Entries
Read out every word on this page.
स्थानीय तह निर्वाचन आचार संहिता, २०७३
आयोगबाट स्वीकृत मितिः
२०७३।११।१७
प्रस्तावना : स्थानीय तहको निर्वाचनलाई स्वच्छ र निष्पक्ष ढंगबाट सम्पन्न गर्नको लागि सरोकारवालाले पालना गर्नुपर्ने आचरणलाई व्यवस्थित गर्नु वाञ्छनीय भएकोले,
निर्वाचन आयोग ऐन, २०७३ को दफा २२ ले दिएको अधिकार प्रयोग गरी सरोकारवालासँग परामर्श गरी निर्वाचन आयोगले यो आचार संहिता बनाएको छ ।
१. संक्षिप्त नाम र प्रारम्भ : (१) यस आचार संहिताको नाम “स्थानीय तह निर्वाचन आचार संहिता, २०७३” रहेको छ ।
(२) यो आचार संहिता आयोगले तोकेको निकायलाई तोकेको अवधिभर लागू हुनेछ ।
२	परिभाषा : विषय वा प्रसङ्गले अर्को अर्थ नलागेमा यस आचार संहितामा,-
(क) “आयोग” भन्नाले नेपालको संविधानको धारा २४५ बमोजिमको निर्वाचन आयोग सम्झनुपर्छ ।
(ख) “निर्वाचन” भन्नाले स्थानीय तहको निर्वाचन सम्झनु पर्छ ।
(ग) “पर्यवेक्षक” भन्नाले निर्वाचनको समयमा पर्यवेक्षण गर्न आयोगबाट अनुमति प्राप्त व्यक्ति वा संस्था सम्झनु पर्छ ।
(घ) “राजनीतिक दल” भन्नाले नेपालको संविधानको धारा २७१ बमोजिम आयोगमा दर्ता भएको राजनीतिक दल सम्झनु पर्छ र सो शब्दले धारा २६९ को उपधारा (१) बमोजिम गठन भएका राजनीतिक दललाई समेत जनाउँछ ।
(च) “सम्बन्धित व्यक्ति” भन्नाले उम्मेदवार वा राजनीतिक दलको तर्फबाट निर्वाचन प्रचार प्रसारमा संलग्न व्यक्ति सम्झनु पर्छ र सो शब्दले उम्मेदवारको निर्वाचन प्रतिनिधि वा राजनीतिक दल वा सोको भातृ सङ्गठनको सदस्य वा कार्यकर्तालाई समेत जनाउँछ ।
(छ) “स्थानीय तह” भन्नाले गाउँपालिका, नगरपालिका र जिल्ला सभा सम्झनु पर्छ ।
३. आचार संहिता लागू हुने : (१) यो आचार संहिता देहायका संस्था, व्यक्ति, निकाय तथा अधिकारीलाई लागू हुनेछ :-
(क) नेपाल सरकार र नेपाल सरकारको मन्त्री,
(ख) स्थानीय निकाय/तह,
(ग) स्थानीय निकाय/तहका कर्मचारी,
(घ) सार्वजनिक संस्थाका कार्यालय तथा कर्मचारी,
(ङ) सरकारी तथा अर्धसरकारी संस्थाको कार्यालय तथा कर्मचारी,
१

To do
Repeat all the entries word for word.

Solution below
Read out every word on this page.
स्थानीय तह निर्वाचन आचार संहिता, २०७३
आयोगबाट स्वीकृत मितिः
२०७३।११।१७
प्रस्तावना : स्थानीय तहको निर्वाचनलाई स्वच्छ र निष्पक्ष ढंगबाट सम्पन्न गर्नको लागि सरोकारवालाले पालना गर्नुपर्ने आचरणलाई व्यवस्थित गर्नु वाञ्छनीय भएकोले,
निर्वाचन आयोग ऐन, २०७३ को दफा २२ ले दिएको अधिकार प्रयोग गरी सरोकारवालासँग परामर्श गरी निर्वाचन आयोगले यो आचार संहिता बनाएको छ ।
१. संक्षिप्त नाम र प्रारम्भ : (१) यस आचार संहिताको नाम “स्थानीय तह निर्वाचन आचार संहिता, २०७३” रहेको छ ।
(२) यो आचार संहिता आयोगले तोकेको निकायलाई तोकेको अवधिभर लागू हुनेछ ।
२	परिभाषा : विषय वा प्रसङ्गले अर्को अर्थ नलागेमा यस आचार संहितामा,-
(क) “आयोग” भन्नाले नेपालको संविधानको धारा २४५ बमोजिमको निर्वाचन आयोग सम्झनुपर्छ ।
(ख) “निर्वाचन” भन्नाले स्थानीय तहको निर्वाचन सम्झनु पर्छ ।
(ग) “पर्यवेक्षक” भन्नाले निर्वाचनको समयमा पर्यवेक्षण गर्न आयोगबाट अनुमति प्राप्त व्यक्ति वा संस्था सम्झनु पर्छ ।
(घ) “राजनीतिक दल” भन्नाले नेपालको संविधानको धारा २७१ बमोजिम आयोगमा दर्ता भएको राजनीतिक दल सम्झनु पर्छ र सो शब्दले धारा २६९ को उपधारा (१) बमोजिम गठन भएका राजनीतिक दललाई समेत जनाउँछ ।
(च) “सम्बन्धित व्यक्ति” भन्नाले उम्मेदवार वा राजनीतिक दलको तर्फबाट निर्वाचन प्रचार प्रसारमा संलग्न व्यक्ति सम्झनु पर्छ र सो शब्दले उम्मेदवारको निर्वाचन प्रतिनिधि वा राजनीतिक दल वा सोको भातृ सङ्गठनको सदस्य वा कार्यकर्तालाई समेत जनाउँछ ।
(छ) “स्थानीय तह” भन्नाले गाउँपालिका, नगरपालिका र जिल्ला सभा सम्झनु पर्छ ।
३. आचार संहिता लागू हुने : (१) यो आचार संहिता देहायका संस्था, व्यक्ति, निकाय तथा अधिकारीलाई लागू हुनेछ :-
(क) नेपाल सरकार र नेपाल सरकारको मन्त्री,
(ख) स्थानीय निकाय/तह,
(ग) स्थानीय निकाय/तहका कर्मचारी,
(घ) सार्वजनिक संस्थाका कार्यालय तथा कर्मचारी,
(ङ) सरकारी तथा अर्धसरकारी संस्थाको कार्यालय तथा कर्मचारी,
१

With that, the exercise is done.